--- WHAT YOU WILL DO ---
Every entry must be copied word for word.

--- DATA FOR THIS EXERCISE ---
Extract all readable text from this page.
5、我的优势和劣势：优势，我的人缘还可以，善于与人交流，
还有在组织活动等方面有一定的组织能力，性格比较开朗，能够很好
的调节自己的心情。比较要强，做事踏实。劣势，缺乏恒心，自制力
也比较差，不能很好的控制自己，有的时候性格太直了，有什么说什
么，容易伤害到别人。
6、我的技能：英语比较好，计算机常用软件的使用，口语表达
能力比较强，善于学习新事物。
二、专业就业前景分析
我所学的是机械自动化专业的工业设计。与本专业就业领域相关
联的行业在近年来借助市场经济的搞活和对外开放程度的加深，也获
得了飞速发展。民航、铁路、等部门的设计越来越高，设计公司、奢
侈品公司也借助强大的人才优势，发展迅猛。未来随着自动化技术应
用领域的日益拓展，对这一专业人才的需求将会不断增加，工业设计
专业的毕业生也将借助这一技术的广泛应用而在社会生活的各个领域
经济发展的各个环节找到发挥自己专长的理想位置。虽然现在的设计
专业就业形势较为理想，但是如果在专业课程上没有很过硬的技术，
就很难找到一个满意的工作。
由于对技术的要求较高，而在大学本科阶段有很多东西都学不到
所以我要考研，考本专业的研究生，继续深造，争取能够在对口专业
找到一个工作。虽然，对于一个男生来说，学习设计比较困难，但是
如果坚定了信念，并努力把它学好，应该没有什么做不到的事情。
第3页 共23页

--- EXERCISE ANSWER ---
Extract all readable text from this page.
5、我的优势和劣势：优势，我的人缘还可以，善于与人交流，
还有在组织活动等方面有一定的组织能力，性格比较开朗，能够很好
的调节自己的心情。比较要强，做事踏实。劣势，缺乏恒心，自制力
也比较差，不能很好的控制自己，有的时候性格太直了，有什么说什
么，容易伤害到别人。
6、我的技能：英语比较好，计算机常用软件的使用，口语表达
能力比较强，善于学习新事物。
二、专业就业前景分析
我所学的是机械自动化专业的工业设计。与本专业就业领域相关
联的行业在近年来借助市场经济的搞活和对外开放程度的加深，也获
得了飞速发展。民航、铁路、等部门的设计越来越高，设计公司、奢
侈品公司也借助强大的人才优势，发展迅猛。未来随着自动化技术应
用领域的日益拓展，对这一专业人才的需求将会不断增加，工业设计
专业的毕业生也将借助这一技术的广泛应用而在社会生活的各个领域
经济发展的各个环节找到发挥自己专长的理想位置。虽然现在的设计
专业就业形势较为理想，但是如果在专业课程上没有很过硬的技术，
就很难找到一个满意的工作。
由于对技术的要求较高，而在大学本科阶段有很多东西都学不到
所以我要考研，考本专业的研究生，继续深造，争取能够在对口专业
找到一个工作。虽然，对于一个男生来说，学习设计比较困难，但是
如果坚定了信念，并努力把它学好，应该没有什么做不到的事情。
第3页 共23页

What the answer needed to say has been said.